**SHORT EXERCISE:** Render each line of the records below as a JSON list of strings, one string per line, with blank lines left out.

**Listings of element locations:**
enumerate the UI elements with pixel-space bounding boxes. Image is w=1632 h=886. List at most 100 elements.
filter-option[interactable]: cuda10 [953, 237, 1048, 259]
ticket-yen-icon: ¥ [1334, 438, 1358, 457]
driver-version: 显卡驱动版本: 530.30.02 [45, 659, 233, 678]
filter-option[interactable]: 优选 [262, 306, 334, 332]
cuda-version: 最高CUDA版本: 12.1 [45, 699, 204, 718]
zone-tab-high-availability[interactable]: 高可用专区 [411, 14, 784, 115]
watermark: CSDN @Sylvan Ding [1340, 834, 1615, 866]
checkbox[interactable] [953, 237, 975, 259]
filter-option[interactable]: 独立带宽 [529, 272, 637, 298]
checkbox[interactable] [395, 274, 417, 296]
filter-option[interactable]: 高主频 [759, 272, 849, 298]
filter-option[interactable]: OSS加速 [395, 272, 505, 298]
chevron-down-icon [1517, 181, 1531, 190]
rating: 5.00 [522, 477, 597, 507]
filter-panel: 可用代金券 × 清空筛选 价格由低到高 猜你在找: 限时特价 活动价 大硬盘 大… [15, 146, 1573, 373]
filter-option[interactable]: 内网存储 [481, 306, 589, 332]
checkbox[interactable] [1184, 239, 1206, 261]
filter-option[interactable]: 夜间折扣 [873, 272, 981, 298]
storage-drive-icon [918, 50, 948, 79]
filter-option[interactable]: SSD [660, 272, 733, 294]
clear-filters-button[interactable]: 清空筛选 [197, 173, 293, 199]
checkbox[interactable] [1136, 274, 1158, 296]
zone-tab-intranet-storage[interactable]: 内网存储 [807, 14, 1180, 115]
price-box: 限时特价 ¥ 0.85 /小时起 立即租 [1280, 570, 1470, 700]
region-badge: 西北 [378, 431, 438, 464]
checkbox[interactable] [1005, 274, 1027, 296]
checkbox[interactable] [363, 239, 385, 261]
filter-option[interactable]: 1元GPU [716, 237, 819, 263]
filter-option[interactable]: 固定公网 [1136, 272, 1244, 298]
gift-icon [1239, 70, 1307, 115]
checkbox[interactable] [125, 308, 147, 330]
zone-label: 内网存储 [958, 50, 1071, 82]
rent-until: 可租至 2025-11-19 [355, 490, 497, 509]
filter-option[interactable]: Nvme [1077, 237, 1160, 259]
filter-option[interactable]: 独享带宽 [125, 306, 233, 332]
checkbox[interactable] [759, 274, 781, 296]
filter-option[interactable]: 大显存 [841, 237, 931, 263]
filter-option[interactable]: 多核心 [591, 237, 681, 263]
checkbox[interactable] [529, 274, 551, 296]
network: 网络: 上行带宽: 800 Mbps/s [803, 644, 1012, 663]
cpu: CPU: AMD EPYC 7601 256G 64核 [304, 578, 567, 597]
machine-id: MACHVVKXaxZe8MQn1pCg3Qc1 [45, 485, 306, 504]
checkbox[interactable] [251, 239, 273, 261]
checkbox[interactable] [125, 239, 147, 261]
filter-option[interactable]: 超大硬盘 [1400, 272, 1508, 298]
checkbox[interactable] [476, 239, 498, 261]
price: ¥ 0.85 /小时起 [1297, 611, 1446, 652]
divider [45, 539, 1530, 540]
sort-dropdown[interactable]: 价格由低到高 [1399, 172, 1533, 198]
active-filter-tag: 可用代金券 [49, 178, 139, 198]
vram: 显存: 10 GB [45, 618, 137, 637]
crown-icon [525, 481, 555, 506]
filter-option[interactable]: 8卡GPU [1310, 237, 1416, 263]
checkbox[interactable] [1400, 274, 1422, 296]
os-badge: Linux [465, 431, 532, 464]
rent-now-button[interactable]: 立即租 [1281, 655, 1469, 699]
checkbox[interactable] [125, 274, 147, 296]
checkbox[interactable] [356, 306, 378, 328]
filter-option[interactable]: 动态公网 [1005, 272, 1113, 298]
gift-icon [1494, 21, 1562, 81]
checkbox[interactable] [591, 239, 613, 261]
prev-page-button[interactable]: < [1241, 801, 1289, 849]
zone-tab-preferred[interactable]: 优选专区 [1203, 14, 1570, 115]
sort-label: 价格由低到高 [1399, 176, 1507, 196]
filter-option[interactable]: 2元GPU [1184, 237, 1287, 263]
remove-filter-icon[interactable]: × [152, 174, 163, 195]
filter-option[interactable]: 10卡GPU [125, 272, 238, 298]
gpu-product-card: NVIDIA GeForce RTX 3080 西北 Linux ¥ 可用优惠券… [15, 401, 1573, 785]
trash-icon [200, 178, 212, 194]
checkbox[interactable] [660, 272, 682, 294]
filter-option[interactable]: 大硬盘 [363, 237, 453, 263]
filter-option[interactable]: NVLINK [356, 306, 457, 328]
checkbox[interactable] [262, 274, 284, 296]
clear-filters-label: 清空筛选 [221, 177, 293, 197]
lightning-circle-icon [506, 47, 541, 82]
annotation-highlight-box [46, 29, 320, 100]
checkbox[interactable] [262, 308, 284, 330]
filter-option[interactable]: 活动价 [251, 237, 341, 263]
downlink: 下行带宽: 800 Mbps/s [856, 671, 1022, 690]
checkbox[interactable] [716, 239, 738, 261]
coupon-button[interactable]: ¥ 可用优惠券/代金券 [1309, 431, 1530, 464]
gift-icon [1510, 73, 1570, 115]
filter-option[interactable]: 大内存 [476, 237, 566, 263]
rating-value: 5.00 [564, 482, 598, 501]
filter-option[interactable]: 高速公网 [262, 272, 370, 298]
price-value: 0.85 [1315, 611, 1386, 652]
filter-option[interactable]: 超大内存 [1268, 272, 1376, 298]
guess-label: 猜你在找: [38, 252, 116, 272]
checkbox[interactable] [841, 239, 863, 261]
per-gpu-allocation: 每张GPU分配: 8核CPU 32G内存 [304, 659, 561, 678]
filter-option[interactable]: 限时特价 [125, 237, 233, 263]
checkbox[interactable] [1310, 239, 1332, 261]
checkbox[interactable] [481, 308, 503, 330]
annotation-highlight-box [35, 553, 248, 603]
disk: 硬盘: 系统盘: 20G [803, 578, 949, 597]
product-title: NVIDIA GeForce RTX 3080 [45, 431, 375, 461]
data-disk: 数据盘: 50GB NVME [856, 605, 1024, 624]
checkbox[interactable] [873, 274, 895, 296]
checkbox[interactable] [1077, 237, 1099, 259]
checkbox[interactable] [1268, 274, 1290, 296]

**EXERCISE SOLUTION:**
[
  "enumerate the UI elements with pixel-space bounding boxes. Image is w=1632 h=886. List at most 100 elements.",
  "filter-option[interactable]: cuda10 [953, 237, 1048, 259]",
  "ticket-yen-icon: ¥ [1334, 438, 1358, 457]",
  "driver-version: 显卡驱动版本: 530.30.02 [45, 659, 233, 678]",
  "filter-option[interactable]: 优选 [262, 306, 334, 332]",
  "cuda-version: 最高CUDA版本: 12.1 [45, 699, 204, 718]",
  "zone-tab-high-availability[interactable]: 高可用专区 [411, 14, 784, 115]",
  "watermark: CSDN @Sylvan Ding [1340, 834, 1615, 866]",
  "checkbox[interactable] [953, 237, 975, 259]",
  "filter-option[interactable]: 独立带宽 [529, 272, 637, 298]",
  "checkbox[interactable] [395, 274, 417, 296]",
  "filter-option[interactable]: 高主频 [759, 272, 849, 298]",
  "filter-option[interactable]: OSS加速 [395, 272, 505, 298]",
  "chevron-down-icon [1517, 181, 1531, 190]",
  "rating: 5.00 [522, 477, 597, 507]",
  "filter-panel: 可用代金券 × 清空筛选 价格由低到高 猜你在找: 限时特价 活动价 大硬盘 大… [15, 146, 1573, 373]",
  "filter-option[interactable]: 内网存储 [481, 306, 589, 332]",
  "checkbox[interactable] [1184, 239, 1206, 261]",
  "filter-option[interactable]: 夜间折扣 [873, 272, 981, 298]",
  "storage-drive-icon [918, 50, 948, 79]",
  "filter-option[interactable]: SSD [660, 272, 733, 294]",
  "clear-filters-button[interactable]: 清空筛选 [197, 173, 293, 199]",
  "checkbox[interactable] [1136, 274, 1158, 296]",
  "zone-tab-intranet-storage[interactable]: 内网存储 [807, 14, 1180, 115]",
  "price-box: 限时特价 ¥ 0.85 /小时起 立即租 [1280, 570, 1470, 700]",
  "region-badge: 西北 [378, 431, 438, 464]",
  "checkbox[interactable] [1005, 274, 1027, 296]",
  "checkbox[interactable] [363, 239, 385, 261]",
  "filter-option[interactable]: 1元GPU [716, 237, 819, 263]",
  "filter-option[interactable]: 固定公网 [1136, 272, 1244, 298]",
  "gift-icon [1239, 70, 1307, 115]",
  "checkbox[interactable] [125, 308, 147, 330]",
  "zone-label: 内网存储 [958, 50, 1071, 82]",
  "rent-until: 可租至 2025-11-19 [355, 490, 497, 509]",
  "filter-option[interactable]: Nvme [1077, 237, 1160, 259]",
  "filter-option[interactable]: 独享带宽 [125, 306, 233, 332]",
  "checkbox[interactable] [759, 274, 781, 296]",
  "filter-option[interactable]: 大显存 [841, 237, 931, 263]",
  "filter-option[interactable]: 多核心 [591, 237, 681, 263]",
  "checkbox[interactable] [529, 274, 551, 296]",
  "network: 网络: 上行带宽: 800 Mbps/s [803, 644, 1012, 663]",
  "cpu: CPU: AMD EPYC 7601 256G 64核 [304, 578, 567, 597]",
  "machine-id: MACHVVKXaxZe8MQn1pCg3Qc1 [45, 485, 306, 504]",
  "checkbox[interactable] [251, 239, 273, 261]",
  "checkbox[interactable] [125, 239, 147, 261]",
  "filter-option[interactable]: 超大硬盘 [1400, 272, 1508, 298]",
  "checkbox[interactable] [476, 239, 498, 261]",
  "price: ¥ 0.85 /小时起 [1297, 611, 1446, 652]",
  "divider [45, 539, 1530, 540]",
  "sort-dropdown[interactable]: 价格由低到高 [1399, 172, 1533, 198]",
  "active-filter-tag: 可用代金券 [49, 178, 139, 198]",
  "vram: 显存: 10 GB [45, 618, 137, 637]",
  "crown-icon [525, 481, 555, 506]",
  "filter-option[interactable]: 8卡GPU [1310, 237, 1416, 263]",
  "checkbox[interactable] [1400, 274, 1422, 296]",
  "os-badge: Linux [465, 431, 532, 464]",
  "rent-now-button[interactable]: 立即租 [1281, 655, 1469, 699]",
  "checkbox[interactable] [125, 274, 147, 296]",
  "checkbox[interactable] [356, 306, 378, 328]",
  "filter-option[interactable]: 动态公网 [1005, 272, 1113, 298]",
  "gift-icon [1494, 21, 1562, 81]",
  "checkbox[interactable] [591, 239, 613, 261]",
  "prev-page-button[interactable]: < [1241, 801, 1289, 849]",
  "zone-tab-preferred[interactable]: 优选专区 [1203, 14, 1570, 115]",
  "sort-label: 价格由低到高 [1399, 176, 1507, 196]",
  "filter-option[interactable]: 2元GPU [1184, 237, 1287, 263]",
  "remove-filter-icon[interactable]: × [152, 174, 163, 195]",
  "filter-option[interactable]: 10卡GPU [125, 272, 238, 298]",
  "gpu-product-card: NVIDIA GeForce RTX 3080 西北 Linux ¥ 可用优惠券… [15, 401, 1573, 785]",
  "trash-icon [200, 178, 212, 194]",
  "checkbox[interactable] [660, 272, 682, 294]",
  "filter-option[interactable]: 大硬盘 [363, 237, 453, 263]",
  "filter-option[interactable]: NVLINK [356, 306, 457, 328]",
  "checkbox[interactable] [262, 274, 284, 296]",
  "clear-filters-label: 清空筛选 [221, 177, 293, 197]",
  "lightning-circle-icon [506, 47, 541, 82]",
  "annotation-highlight-box [46, 29, 320, 100]",
  "checkbox[interactable] [262, 308, 284, 330]",
  "filter-option[interactable]: 活动价 [251, 237, 341, 263]",
  "downlink: 下行带宽: 800 Mbps/s [856, 671, 1022, 690]",
  "checkbox[interactable] [716, 239, 738, 261]",
  "coupon-button[interactable]: ¥ 可用优惠券/代金券 [1309, 431, 1530, 464]",
  "gift-icon [1510, 73, 1570, 115]",
  "filter-option[interactable]: 大内存 [476, 237, 566, 263]",
  "rating-value: 5.00 [564, 482, 598, 501]",
  "filter-option[interactable]: 高速公网 [262, 272, 370, 298]",
  "price-value: 0.85 [1315, 611, 1386, 652]",
  "filter-option[interactable]: 超大内存 [1268, 272, 1376, 298]",
  "guess-label: 猜你在找: [38, 252, 116, 272]",
  "checkbox[interactable] [841, 239, 863, 261]",
  "per-gpu-allocation: 每张GPU分配: 8核CPU 32G内存 [304, 659, 561, 678]",
  "filter-option[interactable]: 限时特价 [125, 237, 233, 263]",
  "checkbox[interactable] [1310, 239, 1332, 261]",
  "checkbox[interactable] [481, 308, 503, 330]",
  "annotation-highlight-box [35, 553, 248, 603]",
  "disk: 硬盘: 系统盘: 20G [803, 578, 949, 597]",
  "product-title: NVIDIA GeForce RTX 3080 [45, 431, 375, 461]",
  "data-disk: 数据盘: 50GB NVME [856, 605, 1024, 624]",
  "checkbox[interactable] [873, 274, 895, 296]",
  "checkbox[interactable] [1077, 237, 1099, 259]",
  "checkbox[interactable] [1268, 274, 1290, 296]"
]